Items listed in a dataset
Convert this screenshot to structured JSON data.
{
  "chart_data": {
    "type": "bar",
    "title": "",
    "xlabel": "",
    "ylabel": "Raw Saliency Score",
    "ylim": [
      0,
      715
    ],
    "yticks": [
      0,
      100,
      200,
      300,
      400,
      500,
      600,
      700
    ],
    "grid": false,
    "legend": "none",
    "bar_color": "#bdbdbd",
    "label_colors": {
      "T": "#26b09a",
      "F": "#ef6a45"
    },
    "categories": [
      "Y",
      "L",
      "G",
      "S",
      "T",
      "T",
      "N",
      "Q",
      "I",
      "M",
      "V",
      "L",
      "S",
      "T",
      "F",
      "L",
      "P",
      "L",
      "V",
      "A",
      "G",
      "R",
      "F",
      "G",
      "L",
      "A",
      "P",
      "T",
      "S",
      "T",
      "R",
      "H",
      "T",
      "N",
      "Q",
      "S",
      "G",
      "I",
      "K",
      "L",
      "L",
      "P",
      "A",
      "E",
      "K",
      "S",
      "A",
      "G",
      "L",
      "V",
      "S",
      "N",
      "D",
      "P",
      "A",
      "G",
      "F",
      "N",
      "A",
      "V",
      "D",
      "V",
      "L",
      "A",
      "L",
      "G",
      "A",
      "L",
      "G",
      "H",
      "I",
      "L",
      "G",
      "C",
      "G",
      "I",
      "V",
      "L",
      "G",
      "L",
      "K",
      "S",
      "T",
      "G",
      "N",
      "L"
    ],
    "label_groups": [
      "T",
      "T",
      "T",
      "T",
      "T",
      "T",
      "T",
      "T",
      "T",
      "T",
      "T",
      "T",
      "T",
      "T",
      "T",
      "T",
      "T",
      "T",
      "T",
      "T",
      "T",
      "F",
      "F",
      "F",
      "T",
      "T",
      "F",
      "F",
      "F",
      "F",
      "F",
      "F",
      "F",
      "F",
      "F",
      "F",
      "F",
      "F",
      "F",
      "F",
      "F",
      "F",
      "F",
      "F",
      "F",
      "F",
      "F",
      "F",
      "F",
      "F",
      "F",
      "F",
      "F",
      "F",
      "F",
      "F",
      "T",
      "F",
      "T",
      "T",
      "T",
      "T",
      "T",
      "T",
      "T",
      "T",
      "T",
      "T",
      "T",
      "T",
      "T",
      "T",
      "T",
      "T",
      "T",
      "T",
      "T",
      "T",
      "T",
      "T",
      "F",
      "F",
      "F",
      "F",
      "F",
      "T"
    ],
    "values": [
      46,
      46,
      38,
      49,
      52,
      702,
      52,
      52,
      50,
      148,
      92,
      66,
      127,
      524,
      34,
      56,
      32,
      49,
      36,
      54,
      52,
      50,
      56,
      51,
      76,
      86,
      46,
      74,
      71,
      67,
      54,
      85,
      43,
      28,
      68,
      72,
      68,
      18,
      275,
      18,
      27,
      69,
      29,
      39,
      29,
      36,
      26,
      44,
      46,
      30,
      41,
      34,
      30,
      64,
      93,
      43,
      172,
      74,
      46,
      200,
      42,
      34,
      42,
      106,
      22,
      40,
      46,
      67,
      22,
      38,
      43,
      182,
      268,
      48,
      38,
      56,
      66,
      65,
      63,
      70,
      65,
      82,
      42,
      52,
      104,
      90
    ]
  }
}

Exercise goal
Please copy out each record, character for character.

Final answer
Convert this screenshot to structured JSON data.
{
  "chart_data": {
    "type": "bar",
    "title": "",
    "xlabel": "",
    "ylabel": "Raw Saliency Score",
    "ylim": [
      0,
      715
    ],
    "yticks": [
      0,
      100,
      200,
      300,
      400,
      500,
      600,
      700
    ],
    "grid": false,
    "legend": "none",
    "bar_color": "#bdbdbd",
    "label_colors": {
      "T": "#26b09a",
      "F": "#ef6a45"
    },
    "categories": [
      "Y",
      "L",
      "G",
      "S",
      "T",
      "T",
      "N",
      "Q",
      "I",
      "M",
      "V",
      "L",
      "S",
      "T",
      "F",
      "L",
      "P",
      "L",
      "V",
      "A",
      "G",
      "R",
      "F",
      "G",
      "L",
      "A",
      "P",
      "T",
      "S",
      "T",
      "R",
      "H",
      "T",
      "N",
      "Q",
      "S",
      "G",
      "I",
      "K",
      "L",
      "L",
      "P",
      "A",
      "E",
      "K",
      "S",
      "A",
      "G",
      "L",
      "V",
      "S",
      "N",
      "D",
      "P",
      "A",
      "G",
      "F",
      "N",
      "A",
      "V",
      "D",
      "V",
      "L",
      "A",
      "L",
      "G",
      "A",
      "L",
      "G",
      "H",
      "I",
      "L",
      "G",
      "C",
      "G",
      "I",
      "V",
      "L",
      "G",
      "L",
      "K",
      "S",
      "T",
      "G",
      "N",
      "L"
    ],
    "label_groups": [
      "T",
      "T",
      "T",
      "T",
      "T",
      "T",
      "T",
      "T",
      "T",
      "T",
      "T",
      "T",
      "T",
      "T",
      "T",
      "T",
      "T",
      "T",
      "T",
      "T",
      "T",
      "F",
      "F",
      "F",
      "T",
      "T",
      "F",
      "F",
      "F",
      "F",
      "F",
      "F",
      "F",
      "F",
      "F",
      "F",
      "F",
      "F",
      "F",
      "F",
      "F",
      "F",
      "F",
      "F",
      "F",
      "F",
      "F",
      "F",
      "F",
      "F",
      "F",
      "F",
      "F",
      "F",
      "F",
      "F",
      "T",
      "F",
      "T",
      "T",
      "T",
      "T",
      "T",
      "T",
      "T",
      "T",
      "T",
      "T",
      "T",
      "T",
      "T",
      "T",
      "T",
      "T",
      "T",
      "T",
      "T",
      "T",
      "T",
      "T",
      "F",
      "F",
      "F",
      "F",
      "F",
      "T"
    ],
    "values": [
      46,
      46,
      38,
      49,
      52,
      702,
      52,
      52,
      50,
      148,
      92,
      66,
      127,
      524,
      34,
      56,
      32,
      49,
      36,
      54,
      52,
      50,
      56,
      51,
      76,
      86,
      46,
      74,
      71,
      67,
      54,
      85,
      43,
      28,
      68,
      72,
      68,
      18,
      275,
      18,
      27,
      69,
      29,
      39,
      29,
      36,
      26,
      44,
      46,
      30,
      41,
      34,
      30,
      64,
      93,
      43,
      172,
      74,
      46,
      200,
      42,
      34,
      42,
      106,
      22,
      40,
      46,
      67,
      22,
      38,
      43,
      182,
      268,
      48,
      38,
      56,
      66,
      65,
      63,
      70,
      65,
      82,
      42,
      52,
      104,
      90
    ]
  }
}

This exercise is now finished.